→ **INFORMATION PROVIDED**
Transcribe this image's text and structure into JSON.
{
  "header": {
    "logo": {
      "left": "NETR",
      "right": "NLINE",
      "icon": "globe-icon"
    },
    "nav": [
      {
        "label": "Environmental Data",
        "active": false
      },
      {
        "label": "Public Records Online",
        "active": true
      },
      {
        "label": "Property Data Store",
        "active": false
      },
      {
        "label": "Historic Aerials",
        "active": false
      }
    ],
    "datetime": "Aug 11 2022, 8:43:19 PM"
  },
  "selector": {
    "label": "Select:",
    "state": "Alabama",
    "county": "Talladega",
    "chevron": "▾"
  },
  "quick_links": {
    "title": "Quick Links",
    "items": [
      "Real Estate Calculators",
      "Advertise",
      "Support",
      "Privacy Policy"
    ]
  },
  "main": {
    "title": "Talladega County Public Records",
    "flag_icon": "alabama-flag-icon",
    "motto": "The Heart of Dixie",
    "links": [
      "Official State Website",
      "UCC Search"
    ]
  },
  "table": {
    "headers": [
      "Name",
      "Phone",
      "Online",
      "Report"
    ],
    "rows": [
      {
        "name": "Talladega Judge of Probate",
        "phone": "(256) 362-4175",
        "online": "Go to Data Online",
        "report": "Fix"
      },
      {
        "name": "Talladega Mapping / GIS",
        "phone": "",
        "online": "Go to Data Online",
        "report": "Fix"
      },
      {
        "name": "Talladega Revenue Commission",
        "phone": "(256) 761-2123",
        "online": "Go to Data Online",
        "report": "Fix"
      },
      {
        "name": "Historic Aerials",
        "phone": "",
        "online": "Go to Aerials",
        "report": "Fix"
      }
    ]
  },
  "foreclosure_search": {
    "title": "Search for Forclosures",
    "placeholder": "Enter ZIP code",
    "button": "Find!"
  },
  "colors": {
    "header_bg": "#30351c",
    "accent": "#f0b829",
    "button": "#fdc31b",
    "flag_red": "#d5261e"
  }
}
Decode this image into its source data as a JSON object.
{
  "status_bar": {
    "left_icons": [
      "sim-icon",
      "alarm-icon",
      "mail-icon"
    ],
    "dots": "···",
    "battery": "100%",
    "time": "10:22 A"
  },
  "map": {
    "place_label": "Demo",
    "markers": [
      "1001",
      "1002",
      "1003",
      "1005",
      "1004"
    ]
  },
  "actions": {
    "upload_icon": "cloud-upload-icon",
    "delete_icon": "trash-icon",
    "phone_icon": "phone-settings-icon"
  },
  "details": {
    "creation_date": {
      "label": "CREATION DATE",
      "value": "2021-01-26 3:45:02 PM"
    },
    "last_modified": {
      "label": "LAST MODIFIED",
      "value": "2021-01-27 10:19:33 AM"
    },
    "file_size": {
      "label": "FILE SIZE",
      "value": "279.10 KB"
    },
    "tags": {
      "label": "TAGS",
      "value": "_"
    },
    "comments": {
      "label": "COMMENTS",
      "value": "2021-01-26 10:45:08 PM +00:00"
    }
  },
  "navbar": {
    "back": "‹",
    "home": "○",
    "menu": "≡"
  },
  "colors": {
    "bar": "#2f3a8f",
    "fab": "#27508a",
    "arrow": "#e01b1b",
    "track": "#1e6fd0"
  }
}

→ **TASK DETAILS**
Copy the entries above exactly, leaving none out.

→ **THE REPLY**
Transcribe this image's text and structure into JSON.
{
  "header": {
    "logo": {
      "left": "NETR",
      "right": "NLINE",
      "icon": "globe-icon"
    },
    "nav": [
      {
        "label": "Environmental Data",
        "active": false
      },
      {
        "label": "Public Records Online",
        "active": true
      },
      {
        "label": "Property Data Store",
        "active": false
      },
      {
        "label": "Historic Aerials",
        "active": false
      }
    ],
    "datetime": "Aug 11 2022, 8:43:19 PM"
  },
  "selector": {
    "label": "Select:",
    "state": "Alabama",
    "county": "Talladega",
    "chevron": "▾"
  },
  "quick_links": {
    "title": "Quick Links",
    "items": [
      "Real Estate Calculators",
      "Advertise",
      "Support",
      "Privacy Policy"
    ]
  },
  "main": {
    "title": "Talladega County Public Records",
    "flag_icon": "alabama-flag-icon",
    "motto": "The Heart of Dixie",
    "links": [
      "Official State Website",
      "UCC Search"
    ]
  },
  "table": {
    "headers": [
      "Name",
      "Phone",
      "Online",
      "Report"
    ],
    "rows": [
      {
        "name": "Talladega Judge of Probate",
        "phone": "(256) 362-4175",
        "online": "Go to Data Online",
        "report": "Fix"
      },
      {
        "name": "Talladega Mapping / GIS",
        "phone": "",
        "online": "Go to Data Online",
        "report": "Fix"
      },
      {
        "name": "Talladega Revenue Commission",
        "phone": "(256) 761-2123",
        "online": "Go to Data Online",
        "report": "Fix"
      },
      {
        "name": "Historic Aerials",
        "phone": "",
        "online": "Go to Aerials",
        "report": "Fix"
      }
    ]
  },
  "foreclosure_search": {
    "title": "Search for Forclosures",
    "placeholder": "Enter ZIP code",
    "button": "Find!"
  },
  "colors": {
    "header_bg": "#30351c",
    "accent": "#f0b829",
    "button": "#fdc31b",
    "flag_red": "#d5261e"
  }
}
Decode this image into its source data as a JSON object.
{
  "status_bar": {
    "left_icons": [
      "sim-icon",
      "alarm-icon",
      "mail-icon"
    ],
    "dots": "···",
    "battery": "100%",
    "time": "10:22 A"
  },
  "map": {
    "place_label": "Demo",
    "markers": [
      "1001",
      "1002",
      "1003",
      "1005",
      "1004"
    ]
  },
  "actions": {
    "upload_icon": "cloud-upload-icon",
    "delete_icon": "trash-icon",
    "phone_icon": "phone-settings-icon"
  },
  "details": {
    "creation_date": {
      "label": "CREATION DATE",
      "value": "2021-01-26 3:45:02 PM"
    },
    "last_modified": {
      "label": "LAST MODIFIED",
      "value": "2021-01-27 10:19:33 AM"
    },
    "file_size": {
      "label": "FILE SIZE",
      "value": "279.10 KB"
    },
    "tags": {
      "label": "TAGS",
      "value": "_"
    },
    "comments": {
      "label": "COMMENTS",
      "value": "2021-01-26 10:45:08 PM +00:00"
    }
  },
  "navbar": {
    "back": "‹",
    "home": "○",
    "menu": "≡"
  },
  "colors": {
    "bar": "#2f3a8f",
    "fab": "#27508a",
    "arrow": "#e01b1b",
    "track": "#1e6fd0"
  }
}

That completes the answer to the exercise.